DIRECTIVE
Transcribe each line of the records below exactly, excluding any embedded images.

MATERIAL PROVIDED
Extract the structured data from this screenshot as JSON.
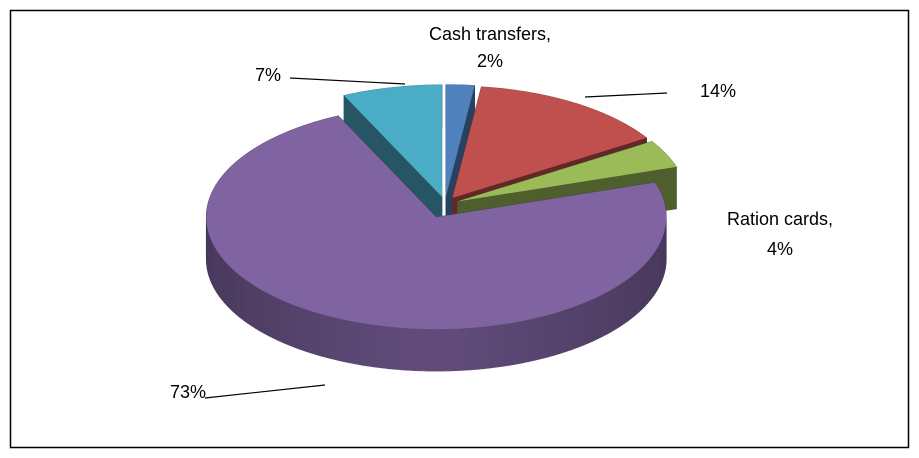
{
  "chart_data": {
    "type": "pie3d",
    "categories": [
      "Cash transfers,",
      null,
      "Ration cards,",
      null,
      null
    ],
    "values": [
      2,
      14,
      4,
      73,
      7
    ],
    "value_labels": [
      "2%",
      "14%",
      "4%",
      "73%",
      "7%"
    ],
    "colors": [
      "#4f81bd",
      "#c0504d",
      "#9bbb59",
      "#8064a2",
      "#4bacc6"
    ]
  }
}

SOLUTION BELOW
Extract the structured data from this screenshot as JSON.
{
  "chart_data": {
    "type": "pie3d",
    "categories": [
      "Cash transfers,",
      null,
      "Ration cards,",
      null,
      null
    ],
    "values": [
      2,
      14,
      4,
      73,
      7
    ],
    "value_labels": [
      "2%",
      "14%",
      "4%",
      "73%",
      "7%"
    ],
    "colors": [
      "#4f81bd",
      "#c0504d",
      "#9bbb59",
      "#8064a2",
      "#4bacc6"
    ]
  }
}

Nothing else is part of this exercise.